### Instructions to follow
Identify the lines holding "telluric" and copy them.
BEGIN Data excerpts
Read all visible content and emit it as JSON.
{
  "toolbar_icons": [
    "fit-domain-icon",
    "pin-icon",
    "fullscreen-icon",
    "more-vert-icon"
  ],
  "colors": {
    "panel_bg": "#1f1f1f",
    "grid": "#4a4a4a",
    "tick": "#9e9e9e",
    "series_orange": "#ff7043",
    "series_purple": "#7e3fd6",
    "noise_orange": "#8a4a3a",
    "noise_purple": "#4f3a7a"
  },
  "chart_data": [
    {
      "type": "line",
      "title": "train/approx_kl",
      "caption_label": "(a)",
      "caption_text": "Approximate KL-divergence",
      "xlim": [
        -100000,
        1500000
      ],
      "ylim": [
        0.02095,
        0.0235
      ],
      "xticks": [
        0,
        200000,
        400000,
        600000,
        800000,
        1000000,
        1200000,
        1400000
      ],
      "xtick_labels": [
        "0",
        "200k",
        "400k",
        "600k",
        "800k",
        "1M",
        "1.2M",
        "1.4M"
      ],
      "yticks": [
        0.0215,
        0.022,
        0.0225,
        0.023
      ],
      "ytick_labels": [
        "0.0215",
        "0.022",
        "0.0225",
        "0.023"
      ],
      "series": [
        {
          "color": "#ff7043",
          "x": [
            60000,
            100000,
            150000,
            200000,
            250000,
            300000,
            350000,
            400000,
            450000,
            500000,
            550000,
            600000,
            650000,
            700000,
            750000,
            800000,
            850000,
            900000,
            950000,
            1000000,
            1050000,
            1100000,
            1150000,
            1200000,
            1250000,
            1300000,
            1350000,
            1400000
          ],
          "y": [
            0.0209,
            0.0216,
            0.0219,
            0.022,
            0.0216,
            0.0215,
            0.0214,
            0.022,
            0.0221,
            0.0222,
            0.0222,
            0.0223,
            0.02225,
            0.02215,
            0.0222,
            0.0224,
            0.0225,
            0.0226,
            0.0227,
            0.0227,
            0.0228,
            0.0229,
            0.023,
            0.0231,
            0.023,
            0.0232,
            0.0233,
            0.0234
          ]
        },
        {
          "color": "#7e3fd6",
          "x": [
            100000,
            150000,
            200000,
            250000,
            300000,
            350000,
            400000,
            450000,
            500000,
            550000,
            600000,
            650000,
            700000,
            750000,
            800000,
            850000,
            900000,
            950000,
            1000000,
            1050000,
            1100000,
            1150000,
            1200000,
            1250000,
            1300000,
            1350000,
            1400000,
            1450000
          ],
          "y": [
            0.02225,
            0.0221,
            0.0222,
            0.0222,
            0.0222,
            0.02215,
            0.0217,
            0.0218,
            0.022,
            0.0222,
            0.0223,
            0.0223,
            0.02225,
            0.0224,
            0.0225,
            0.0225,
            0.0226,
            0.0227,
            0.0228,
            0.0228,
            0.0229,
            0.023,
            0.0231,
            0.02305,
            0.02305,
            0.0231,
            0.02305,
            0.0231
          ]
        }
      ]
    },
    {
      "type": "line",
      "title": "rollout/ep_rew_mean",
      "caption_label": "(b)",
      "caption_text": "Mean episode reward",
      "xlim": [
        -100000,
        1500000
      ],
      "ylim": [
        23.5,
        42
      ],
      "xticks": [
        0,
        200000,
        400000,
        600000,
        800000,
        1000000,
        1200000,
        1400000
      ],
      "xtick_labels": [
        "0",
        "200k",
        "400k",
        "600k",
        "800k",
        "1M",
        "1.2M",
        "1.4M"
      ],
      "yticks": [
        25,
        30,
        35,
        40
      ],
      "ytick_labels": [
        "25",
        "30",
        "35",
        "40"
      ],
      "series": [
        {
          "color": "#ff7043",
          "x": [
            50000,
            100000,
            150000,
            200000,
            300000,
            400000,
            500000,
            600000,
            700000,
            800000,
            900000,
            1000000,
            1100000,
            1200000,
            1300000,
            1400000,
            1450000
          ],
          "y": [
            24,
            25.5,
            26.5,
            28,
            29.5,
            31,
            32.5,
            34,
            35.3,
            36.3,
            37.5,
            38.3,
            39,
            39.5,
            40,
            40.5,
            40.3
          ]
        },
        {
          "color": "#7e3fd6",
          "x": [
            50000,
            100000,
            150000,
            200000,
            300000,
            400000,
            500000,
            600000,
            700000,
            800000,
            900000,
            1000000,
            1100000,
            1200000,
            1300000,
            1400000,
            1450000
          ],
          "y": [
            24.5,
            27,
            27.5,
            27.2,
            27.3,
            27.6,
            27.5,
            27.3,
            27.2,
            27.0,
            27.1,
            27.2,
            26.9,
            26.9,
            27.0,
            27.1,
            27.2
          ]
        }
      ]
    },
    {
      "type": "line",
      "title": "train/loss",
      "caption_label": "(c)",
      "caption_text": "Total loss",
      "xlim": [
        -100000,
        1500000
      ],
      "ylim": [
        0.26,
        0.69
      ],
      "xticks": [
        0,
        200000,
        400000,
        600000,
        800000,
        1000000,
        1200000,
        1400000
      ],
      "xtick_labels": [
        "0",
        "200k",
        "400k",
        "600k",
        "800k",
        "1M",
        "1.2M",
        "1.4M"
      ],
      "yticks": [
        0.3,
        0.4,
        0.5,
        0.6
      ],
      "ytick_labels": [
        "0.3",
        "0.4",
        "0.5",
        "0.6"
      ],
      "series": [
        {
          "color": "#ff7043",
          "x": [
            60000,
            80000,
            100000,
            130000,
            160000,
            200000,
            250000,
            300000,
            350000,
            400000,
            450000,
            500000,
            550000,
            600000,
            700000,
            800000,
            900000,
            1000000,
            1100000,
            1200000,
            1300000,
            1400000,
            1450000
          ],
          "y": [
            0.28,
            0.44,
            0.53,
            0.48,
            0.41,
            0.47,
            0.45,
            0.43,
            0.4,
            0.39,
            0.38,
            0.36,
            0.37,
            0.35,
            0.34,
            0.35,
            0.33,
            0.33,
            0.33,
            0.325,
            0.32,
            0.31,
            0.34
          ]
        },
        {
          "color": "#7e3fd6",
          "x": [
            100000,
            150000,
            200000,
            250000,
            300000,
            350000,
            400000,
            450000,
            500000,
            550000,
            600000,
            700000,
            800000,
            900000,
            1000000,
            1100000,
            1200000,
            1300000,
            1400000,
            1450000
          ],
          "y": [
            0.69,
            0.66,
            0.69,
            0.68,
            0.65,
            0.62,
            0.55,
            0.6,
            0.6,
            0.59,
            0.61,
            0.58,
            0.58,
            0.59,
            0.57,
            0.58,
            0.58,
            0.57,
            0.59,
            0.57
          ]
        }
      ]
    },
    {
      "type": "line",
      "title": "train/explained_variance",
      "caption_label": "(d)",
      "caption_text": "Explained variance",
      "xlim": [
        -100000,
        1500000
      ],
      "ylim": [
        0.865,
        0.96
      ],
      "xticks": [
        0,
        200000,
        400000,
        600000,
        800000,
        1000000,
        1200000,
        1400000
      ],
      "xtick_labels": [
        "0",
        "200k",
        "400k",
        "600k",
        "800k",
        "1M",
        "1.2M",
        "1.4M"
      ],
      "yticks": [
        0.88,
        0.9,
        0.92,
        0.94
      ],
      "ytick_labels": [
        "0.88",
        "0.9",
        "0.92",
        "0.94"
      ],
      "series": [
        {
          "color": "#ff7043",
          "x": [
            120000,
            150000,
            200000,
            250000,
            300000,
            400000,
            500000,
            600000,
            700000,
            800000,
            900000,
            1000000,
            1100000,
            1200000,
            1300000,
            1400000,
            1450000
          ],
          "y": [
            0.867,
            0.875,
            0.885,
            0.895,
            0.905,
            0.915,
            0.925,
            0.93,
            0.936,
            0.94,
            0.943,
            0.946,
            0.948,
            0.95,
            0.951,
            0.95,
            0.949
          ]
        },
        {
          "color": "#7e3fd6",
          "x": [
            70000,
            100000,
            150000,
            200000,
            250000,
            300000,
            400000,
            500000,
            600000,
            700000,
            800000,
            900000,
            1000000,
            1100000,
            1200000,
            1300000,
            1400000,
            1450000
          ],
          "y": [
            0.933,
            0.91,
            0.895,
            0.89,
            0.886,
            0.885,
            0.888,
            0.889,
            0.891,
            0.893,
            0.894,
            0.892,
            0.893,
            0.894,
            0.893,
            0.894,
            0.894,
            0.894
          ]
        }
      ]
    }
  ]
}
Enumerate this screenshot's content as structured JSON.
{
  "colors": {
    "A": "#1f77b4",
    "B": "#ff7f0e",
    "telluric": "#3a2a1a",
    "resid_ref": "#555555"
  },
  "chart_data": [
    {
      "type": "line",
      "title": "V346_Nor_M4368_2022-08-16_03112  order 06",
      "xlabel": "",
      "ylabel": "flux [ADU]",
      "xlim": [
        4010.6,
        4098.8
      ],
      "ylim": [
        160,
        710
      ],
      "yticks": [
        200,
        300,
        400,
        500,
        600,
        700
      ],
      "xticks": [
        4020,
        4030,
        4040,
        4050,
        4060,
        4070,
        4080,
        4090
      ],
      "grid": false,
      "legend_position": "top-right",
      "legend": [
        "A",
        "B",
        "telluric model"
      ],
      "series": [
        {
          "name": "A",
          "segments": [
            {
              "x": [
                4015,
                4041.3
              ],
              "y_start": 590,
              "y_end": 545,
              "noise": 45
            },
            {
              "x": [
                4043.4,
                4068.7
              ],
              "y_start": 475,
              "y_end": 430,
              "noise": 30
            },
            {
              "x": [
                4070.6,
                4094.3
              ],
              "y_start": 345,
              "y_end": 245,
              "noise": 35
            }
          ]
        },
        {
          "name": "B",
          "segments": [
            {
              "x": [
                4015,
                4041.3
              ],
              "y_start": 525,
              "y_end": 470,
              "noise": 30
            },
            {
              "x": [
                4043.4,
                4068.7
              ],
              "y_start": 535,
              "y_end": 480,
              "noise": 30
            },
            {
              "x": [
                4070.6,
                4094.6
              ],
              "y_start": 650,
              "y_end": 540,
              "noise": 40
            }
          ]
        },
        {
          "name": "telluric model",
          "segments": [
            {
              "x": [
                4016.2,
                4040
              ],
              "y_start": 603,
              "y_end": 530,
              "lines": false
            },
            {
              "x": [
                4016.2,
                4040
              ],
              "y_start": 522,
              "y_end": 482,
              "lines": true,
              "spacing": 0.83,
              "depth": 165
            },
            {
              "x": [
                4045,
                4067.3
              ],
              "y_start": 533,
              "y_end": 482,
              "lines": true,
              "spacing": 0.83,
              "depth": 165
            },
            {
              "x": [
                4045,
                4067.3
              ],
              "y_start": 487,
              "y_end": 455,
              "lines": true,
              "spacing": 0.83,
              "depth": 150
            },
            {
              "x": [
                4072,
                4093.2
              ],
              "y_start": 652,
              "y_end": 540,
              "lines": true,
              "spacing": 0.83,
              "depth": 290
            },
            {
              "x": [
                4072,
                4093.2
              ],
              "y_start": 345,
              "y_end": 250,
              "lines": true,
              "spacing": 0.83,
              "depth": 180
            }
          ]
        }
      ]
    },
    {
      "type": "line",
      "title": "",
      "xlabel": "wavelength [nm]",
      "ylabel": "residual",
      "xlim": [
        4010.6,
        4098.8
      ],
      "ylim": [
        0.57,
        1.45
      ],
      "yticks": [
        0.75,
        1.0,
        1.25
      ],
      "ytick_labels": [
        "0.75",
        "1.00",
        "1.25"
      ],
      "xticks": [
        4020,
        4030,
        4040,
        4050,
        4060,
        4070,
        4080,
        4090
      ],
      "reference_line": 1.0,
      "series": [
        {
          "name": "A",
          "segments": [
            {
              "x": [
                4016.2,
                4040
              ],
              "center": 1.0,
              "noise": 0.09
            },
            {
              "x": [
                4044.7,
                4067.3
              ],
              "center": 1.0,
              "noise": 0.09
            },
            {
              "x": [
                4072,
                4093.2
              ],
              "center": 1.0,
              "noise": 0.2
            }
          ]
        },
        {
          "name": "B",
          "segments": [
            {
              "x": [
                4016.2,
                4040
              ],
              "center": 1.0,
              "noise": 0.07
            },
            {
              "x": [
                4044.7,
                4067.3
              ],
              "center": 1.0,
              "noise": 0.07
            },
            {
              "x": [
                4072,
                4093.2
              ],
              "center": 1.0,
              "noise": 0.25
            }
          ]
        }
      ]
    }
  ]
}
END Data excerpts
### Correct result
    "telluric": "#3a2a1a",
        "telluric model"
          "name": "telluric model",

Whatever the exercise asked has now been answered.